A block of data:
================================

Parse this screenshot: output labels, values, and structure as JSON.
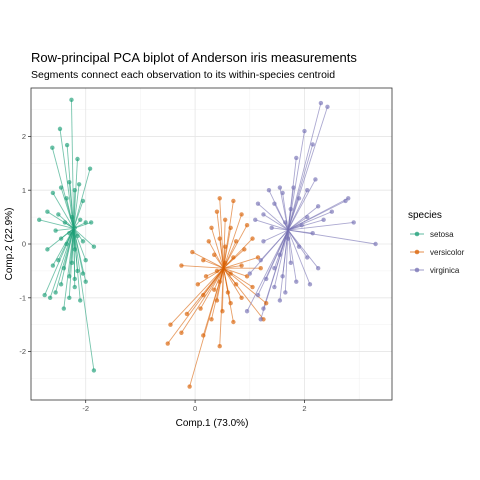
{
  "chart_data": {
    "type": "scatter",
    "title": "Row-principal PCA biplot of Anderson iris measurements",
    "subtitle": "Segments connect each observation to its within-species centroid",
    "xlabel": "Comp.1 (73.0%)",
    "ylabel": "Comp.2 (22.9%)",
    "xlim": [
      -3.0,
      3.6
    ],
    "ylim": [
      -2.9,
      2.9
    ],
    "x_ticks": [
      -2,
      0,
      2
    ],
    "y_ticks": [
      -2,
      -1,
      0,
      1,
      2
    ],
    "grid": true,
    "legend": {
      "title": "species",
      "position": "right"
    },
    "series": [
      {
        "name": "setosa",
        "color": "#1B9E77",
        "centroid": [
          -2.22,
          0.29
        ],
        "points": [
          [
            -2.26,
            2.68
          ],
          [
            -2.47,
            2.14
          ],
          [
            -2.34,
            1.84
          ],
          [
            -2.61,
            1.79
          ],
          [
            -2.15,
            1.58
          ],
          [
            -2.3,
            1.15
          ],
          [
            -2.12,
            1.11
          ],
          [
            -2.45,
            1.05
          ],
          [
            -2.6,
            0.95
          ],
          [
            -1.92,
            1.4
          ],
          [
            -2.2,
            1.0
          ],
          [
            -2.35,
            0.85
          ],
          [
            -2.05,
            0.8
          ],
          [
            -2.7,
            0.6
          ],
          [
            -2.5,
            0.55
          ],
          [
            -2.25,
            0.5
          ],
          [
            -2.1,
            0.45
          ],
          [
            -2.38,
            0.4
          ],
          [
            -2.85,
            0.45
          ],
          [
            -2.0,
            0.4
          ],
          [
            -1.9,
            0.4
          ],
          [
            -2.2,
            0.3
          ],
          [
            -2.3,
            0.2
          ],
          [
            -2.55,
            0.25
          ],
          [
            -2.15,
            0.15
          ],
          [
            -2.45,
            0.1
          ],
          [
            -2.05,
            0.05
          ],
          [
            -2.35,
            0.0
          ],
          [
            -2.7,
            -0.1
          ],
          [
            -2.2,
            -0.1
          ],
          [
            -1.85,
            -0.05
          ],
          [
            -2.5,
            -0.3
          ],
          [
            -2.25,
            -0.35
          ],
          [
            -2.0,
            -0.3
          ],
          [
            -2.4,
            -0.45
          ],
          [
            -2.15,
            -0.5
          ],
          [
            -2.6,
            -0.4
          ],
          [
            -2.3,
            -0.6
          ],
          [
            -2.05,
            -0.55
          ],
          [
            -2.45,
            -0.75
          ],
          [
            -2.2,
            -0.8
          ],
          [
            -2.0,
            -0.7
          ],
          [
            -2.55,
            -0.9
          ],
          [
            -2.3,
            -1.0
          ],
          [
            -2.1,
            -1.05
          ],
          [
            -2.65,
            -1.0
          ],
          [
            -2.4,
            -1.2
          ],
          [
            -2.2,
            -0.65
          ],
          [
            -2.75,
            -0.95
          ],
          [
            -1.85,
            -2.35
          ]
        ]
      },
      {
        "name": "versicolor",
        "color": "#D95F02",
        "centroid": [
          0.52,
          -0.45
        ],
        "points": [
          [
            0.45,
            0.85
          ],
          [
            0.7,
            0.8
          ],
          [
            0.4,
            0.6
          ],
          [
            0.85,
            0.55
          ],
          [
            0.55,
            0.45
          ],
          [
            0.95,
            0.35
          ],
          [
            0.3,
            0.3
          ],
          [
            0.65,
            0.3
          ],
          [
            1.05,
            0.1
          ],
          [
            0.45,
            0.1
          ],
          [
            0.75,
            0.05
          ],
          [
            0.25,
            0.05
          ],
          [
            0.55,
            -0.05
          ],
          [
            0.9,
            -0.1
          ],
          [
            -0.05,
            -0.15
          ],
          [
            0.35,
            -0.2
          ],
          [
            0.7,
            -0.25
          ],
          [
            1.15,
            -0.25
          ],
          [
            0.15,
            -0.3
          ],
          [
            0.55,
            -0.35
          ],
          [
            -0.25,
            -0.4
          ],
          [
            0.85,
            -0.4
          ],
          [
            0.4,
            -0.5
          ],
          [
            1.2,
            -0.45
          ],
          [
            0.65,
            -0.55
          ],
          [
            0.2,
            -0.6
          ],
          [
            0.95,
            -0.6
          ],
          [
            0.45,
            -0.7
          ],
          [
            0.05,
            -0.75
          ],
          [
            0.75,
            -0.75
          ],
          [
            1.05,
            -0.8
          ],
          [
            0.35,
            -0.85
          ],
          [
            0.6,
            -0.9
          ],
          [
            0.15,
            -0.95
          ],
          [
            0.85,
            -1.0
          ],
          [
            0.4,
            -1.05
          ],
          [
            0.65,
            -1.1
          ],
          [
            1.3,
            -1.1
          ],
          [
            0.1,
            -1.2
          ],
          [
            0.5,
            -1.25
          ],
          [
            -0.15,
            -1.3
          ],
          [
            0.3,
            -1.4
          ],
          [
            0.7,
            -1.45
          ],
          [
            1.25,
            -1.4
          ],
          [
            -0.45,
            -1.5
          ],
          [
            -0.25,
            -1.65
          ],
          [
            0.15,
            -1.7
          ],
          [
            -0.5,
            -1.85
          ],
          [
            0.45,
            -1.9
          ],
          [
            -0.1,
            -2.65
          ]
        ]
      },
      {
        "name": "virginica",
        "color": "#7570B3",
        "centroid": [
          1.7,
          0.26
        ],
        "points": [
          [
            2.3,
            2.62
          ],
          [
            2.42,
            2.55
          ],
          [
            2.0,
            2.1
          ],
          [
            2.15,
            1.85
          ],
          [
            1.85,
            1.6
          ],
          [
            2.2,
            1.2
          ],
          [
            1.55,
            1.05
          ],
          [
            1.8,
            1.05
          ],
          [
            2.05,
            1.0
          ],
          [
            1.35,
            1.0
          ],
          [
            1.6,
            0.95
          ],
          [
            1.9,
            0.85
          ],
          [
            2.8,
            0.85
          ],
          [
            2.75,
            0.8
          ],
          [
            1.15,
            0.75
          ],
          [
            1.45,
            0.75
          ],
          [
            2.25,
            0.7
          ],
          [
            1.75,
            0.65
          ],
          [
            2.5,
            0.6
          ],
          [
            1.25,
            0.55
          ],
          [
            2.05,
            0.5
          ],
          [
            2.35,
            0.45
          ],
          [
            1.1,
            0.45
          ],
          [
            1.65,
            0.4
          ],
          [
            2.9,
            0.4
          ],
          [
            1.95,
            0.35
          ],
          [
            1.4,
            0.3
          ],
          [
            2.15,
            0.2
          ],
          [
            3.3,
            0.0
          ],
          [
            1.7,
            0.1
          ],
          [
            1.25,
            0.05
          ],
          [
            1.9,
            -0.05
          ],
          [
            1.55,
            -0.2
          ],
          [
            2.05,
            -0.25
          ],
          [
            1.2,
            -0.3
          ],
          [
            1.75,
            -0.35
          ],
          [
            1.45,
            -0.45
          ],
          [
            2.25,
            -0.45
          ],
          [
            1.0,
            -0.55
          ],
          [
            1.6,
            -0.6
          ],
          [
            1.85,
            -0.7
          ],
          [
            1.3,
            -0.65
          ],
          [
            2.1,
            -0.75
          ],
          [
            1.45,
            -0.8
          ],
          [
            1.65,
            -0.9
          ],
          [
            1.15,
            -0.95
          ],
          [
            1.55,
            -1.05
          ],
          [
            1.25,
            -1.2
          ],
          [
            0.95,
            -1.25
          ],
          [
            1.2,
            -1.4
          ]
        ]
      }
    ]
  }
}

================================

■ **What needs to be done**
Identify the lines that hold the word "species". Copy every one of them.

■ **Response below**
    "subtitle": "Segments connect each observation to its within-species centroid",
      "title": "species",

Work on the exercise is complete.